» WHAT THE TASK REQUIRES
For each line that holds "JSON", copy the line out.

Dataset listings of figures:
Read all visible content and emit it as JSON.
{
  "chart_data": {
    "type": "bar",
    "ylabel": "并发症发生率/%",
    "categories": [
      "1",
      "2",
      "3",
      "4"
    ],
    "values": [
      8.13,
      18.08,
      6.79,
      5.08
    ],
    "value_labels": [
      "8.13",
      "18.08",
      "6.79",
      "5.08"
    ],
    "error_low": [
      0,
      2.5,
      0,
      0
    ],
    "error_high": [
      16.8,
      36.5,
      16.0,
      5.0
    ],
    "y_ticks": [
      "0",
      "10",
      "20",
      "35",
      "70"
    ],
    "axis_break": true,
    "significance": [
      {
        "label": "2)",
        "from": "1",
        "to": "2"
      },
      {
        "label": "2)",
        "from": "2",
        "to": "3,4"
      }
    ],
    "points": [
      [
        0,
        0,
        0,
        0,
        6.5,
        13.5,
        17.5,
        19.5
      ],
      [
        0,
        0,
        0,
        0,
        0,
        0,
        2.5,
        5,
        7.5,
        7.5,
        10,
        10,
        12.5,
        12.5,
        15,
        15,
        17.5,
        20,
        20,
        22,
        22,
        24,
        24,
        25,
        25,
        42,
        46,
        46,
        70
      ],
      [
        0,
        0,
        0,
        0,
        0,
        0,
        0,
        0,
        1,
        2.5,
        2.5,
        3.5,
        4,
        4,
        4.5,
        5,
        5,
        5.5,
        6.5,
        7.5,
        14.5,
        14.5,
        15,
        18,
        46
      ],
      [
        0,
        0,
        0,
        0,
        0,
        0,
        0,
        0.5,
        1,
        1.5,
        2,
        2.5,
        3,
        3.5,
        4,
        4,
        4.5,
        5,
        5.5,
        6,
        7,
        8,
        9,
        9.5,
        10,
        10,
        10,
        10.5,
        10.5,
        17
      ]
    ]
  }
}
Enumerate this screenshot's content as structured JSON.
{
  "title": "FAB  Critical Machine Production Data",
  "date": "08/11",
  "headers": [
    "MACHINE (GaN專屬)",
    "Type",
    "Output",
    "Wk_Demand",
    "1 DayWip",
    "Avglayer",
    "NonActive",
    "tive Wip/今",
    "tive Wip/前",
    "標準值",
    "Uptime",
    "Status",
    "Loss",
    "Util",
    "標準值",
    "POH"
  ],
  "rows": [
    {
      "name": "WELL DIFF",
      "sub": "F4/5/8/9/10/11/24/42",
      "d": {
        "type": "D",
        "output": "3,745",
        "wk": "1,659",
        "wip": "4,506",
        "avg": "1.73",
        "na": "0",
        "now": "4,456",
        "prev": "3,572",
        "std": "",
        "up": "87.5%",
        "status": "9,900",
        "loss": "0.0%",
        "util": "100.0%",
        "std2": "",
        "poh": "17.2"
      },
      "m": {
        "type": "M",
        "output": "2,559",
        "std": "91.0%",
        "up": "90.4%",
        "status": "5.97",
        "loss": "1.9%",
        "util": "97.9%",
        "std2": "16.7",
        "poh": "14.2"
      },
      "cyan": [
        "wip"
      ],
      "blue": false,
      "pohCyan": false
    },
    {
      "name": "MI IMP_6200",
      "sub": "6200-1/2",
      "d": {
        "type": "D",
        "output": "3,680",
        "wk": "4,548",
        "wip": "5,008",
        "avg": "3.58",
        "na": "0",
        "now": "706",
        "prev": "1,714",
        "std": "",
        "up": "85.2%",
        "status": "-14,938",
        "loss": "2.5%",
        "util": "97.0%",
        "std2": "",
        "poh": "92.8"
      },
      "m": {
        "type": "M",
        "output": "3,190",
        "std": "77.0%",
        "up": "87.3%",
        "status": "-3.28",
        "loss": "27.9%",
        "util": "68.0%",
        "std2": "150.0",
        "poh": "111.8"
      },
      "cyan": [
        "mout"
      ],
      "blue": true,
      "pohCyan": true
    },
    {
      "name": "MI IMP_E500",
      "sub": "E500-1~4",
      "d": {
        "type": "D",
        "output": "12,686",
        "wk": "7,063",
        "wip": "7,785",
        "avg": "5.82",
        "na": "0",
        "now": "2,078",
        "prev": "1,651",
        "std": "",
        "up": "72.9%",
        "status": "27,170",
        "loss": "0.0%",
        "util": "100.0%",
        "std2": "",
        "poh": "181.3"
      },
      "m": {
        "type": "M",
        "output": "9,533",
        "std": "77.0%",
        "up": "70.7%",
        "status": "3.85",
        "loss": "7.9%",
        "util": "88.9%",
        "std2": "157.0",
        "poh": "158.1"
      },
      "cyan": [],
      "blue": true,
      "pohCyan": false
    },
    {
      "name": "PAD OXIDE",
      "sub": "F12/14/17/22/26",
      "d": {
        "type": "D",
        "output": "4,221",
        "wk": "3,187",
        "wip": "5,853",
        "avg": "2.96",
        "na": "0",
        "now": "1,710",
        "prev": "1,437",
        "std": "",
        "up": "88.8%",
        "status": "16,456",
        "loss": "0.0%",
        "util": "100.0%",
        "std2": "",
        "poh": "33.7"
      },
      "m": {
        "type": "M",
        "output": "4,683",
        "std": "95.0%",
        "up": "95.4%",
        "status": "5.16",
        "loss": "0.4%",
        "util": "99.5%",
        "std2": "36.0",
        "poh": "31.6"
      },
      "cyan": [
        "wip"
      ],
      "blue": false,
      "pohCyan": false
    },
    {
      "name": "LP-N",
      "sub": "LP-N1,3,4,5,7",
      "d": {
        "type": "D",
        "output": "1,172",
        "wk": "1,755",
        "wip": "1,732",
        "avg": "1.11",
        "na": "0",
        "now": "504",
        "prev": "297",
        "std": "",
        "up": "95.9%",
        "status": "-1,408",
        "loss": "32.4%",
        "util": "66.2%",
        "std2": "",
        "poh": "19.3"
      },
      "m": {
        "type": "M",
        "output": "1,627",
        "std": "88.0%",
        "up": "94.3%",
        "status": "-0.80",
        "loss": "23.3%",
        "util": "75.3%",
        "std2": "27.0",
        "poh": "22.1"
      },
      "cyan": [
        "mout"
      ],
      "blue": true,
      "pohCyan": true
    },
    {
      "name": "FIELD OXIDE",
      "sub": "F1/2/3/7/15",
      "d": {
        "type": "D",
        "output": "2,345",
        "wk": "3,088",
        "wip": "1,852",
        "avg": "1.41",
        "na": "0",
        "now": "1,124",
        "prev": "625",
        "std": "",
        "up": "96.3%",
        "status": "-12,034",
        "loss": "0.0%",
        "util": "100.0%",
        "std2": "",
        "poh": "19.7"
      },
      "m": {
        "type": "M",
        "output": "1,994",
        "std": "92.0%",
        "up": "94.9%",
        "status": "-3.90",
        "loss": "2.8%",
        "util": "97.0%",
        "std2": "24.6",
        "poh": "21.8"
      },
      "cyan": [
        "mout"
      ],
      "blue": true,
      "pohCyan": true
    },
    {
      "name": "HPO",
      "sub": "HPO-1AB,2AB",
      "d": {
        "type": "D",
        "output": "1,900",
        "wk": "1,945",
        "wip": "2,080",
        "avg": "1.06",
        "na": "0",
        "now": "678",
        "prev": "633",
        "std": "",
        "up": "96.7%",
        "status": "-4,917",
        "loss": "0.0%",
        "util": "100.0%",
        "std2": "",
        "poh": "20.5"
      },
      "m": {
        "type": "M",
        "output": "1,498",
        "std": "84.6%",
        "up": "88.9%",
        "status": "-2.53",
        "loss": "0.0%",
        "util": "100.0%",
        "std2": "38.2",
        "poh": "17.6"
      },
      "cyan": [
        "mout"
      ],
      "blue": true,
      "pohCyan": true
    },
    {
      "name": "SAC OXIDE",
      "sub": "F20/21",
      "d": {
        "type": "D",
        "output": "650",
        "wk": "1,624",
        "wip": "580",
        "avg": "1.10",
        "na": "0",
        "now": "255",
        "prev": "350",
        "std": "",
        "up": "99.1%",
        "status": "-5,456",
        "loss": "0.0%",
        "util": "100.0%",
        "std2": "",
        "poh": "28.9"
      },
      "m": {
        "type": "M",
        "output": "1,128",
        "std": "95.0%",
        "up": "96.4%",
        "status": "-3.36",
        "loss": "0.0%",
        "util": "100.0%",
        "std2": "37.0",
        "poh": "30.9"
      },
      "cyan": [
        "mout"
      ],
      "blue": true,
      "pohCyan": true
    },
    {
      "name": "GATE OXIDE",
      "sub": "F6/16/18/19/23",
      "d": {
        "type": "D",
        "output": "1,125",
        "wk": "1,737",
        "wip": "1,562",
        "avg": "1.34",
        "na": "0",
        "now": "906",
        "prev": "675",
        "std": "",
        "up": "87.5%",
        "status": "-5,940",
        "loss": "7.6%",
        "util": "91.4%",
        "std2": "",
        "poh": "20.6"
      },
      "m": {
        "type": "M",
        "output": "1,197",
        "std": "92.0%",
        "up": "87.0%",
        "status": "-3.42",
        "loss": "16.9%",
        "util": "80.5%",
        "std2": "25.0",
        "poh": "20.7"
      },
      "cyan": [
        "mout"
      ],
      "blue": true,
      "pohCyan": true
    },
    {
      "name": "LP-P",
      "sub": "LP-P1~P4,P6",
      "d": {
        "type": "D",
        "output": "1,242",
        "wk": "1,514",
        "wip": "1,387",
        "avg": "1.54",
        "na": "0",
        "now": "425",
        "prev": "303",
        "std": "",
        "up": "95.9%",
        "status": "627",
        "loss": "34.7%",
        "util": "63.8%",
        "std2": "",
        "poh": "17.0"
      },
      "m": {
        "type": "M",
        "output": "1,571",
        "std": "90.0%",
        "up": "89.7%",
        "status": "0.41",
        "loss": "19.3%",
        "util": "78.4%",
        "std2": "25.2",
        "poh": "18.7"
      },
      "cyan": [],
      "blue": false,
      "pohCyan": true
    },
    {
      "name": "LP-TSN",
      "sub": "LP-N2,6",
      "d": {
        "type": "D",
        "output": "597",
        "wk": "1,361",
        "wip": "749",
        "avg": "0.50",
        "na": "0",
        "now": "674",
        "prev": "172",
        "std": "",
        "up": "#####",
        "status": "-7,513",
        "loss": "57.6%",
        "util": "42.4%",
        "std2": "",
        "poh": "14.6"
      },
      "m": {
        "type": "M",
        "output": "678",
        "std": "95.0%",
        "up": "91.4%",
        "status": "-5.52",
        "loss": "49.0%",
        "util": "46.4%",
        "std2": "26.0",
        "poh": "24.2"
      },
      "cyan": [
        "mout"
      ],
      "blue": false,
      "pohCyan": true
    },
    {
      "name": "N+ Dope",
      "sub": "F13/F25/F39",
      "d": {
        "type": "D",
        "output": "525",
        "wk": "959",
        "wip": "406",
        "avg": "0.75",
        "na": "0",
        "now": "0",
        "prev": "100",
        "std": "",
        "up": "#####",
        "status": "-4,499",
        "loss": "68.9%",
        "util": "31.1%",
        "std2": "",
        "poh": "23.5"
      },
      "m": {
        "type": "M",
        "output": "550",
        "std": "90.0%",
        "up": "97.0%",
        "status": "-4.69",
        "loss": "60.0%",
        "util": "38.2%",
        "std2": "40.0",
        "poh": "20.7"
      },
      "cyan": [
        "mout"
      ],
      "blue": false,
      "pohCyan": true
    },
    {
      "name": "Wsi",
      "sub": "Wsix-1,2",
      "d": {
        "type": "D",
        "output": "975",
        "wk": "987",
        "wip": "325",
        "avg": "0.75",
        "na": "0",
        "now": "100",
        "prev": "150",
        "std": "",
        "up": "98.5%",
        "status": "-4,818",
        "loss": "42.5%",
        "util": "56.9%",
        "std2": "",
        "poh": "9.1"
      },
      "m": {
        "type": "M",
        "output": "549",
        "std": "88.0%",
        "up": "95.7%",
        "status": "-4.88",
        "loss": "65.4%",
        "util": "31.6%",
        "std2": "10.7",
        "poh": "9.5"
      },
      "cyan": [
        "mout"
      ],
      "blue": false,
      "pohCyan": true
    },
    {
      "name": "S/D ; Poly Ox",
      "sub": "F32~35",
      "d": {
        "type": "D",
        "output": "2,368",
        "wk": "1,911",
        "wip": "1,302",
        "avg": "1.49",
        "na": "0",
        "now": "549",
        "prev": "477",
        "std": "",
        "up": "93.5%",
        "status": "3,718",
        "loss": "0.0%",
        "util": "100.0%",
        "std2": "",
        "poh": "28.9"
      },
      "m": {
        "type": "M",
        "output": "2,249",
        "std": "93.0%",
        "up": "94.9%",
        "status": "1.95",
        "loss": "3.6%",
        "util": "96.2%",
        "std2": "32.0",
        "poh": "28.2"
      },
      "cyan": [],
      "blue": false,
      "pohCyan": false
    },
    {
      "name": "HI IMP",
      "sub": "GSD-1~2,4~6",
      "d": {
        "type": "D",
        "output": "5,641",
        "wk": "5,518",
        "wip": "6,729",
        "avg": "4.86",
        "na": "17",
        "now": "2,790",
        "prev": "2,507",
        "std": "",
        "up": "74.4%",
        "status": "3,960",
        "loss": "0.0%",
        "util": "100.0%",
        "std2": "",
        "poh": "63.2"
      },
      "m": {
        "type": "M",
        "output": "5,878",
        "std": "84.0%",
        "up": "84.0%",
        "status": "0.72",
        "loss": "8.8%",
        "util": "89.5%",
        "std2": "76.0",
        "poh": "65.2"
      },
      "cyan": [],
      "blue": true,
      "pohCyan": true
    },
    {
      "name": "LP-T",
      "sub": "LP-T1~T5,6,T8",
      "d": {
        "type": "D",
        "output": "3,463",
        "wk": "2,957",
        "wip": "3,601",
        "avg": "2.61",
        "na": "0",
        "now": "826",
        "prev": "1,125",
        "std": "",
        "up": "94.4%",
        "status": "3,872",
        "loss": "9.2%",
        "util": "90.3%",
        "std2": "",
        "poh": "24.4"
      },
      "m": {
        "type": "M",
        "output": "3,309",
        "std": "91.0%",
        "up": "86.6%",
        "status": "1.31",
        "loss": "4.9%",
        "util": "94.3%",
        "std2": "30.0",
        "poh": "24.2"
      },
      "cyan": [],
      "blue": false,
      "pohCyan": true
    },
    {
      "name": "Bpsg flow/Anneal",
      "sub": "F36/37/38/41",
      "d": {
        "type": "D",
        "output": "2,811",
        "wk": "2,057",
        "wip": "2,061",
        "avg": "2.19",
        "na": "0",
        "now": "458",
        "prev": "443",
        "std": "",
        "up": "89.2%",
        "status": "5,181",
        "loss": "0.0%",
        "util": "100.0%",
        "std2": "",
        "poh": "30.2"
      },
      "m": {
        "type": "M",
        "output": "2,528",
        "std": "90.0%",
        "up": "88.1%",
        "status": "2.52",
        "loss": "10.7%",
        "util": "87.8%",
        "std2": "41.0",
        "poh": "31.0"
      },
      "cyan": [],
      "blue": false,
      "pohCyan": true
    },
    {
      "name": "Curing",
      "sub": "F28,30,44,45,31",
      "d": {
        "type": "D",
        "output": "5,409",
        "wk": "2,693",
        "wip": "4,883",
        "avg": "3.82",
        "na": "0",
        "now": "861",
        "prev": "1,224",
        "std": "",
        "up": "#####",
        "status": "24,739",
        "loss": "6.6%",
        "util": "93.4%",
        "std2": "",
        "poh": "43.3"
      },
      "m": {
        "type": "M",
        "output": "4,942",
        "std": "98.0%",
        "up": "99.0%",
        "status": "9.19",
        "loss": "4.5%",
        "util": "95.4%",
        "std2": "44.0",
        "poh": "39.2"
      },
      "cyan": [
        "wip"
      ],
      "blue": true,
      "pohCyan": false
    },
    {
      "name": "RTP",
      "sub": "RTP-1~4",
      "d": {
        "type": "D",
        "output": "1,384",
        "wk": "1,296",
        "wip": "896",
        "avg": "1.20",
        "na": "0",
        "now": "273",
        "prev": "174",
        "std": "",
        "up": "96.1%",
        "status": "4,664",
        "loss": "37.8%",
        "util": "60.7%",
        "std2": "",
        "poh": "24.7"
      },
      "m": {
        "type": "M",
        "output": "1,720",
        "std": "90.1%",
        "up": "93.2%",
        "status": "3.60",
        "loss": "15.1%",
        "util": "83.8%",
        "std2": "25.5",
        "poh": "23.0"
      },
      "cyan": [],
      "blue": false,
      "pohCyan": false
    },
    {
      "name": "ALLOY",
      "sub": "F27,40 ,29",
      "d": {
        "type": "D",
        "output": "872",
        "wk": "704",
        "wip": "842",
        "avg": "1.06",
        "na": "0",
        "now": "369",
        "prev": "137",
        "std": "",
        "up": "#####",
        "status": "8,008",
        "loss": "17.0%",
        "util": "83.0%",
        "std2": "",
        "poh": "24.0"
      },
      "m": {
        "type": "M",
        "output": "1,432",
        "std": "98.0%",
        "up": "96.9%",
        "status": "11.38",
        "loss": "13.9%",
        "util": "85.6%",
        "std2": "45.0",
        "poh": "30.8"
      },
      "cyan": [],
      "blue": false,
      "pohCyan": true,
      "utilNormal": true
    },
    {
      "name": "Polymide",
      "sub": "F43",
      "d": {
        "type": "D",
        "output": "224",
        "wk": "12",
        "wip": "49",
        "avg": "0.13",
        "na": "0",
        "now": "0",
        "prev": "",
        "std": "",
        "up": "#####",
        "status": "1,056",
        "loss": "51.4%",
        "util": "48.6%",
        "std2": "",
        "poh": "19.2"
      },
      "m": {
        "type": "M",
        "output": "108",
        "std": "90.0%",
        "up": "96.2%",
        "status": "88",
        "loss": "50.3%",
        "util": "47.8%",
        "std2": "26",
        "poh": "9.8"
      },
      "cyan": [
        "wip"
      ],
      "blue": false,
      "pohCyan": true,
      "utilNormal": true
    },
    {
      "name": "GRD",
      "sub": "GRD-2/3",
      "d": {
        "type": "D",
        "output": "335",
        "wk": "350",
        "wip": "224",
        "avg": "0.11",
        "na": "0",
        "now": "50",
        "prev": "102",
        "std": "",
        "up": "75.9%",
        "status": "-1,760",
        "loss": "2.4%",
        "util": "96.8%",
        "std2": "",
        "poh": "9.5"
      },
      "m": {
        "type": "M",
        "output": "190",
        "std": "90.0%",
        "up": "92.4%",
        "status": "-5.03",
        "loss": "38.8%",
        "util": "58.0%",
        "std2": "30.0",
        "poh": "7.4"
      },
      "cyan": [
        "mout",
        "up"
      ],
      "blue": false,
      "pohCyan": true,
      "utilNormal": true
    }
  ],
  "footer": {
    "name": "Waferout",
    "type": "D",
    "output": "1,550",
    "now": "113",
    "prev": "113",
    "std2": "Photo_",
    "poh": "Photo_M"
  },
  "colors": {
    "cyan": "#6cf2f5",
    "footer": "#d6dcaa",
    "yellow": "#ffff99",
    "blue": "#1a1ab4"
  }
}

» SOLVED PROBLEM
Read all visible content and emit it as JSON.
Enumerate this screenshot's content as structured JSON.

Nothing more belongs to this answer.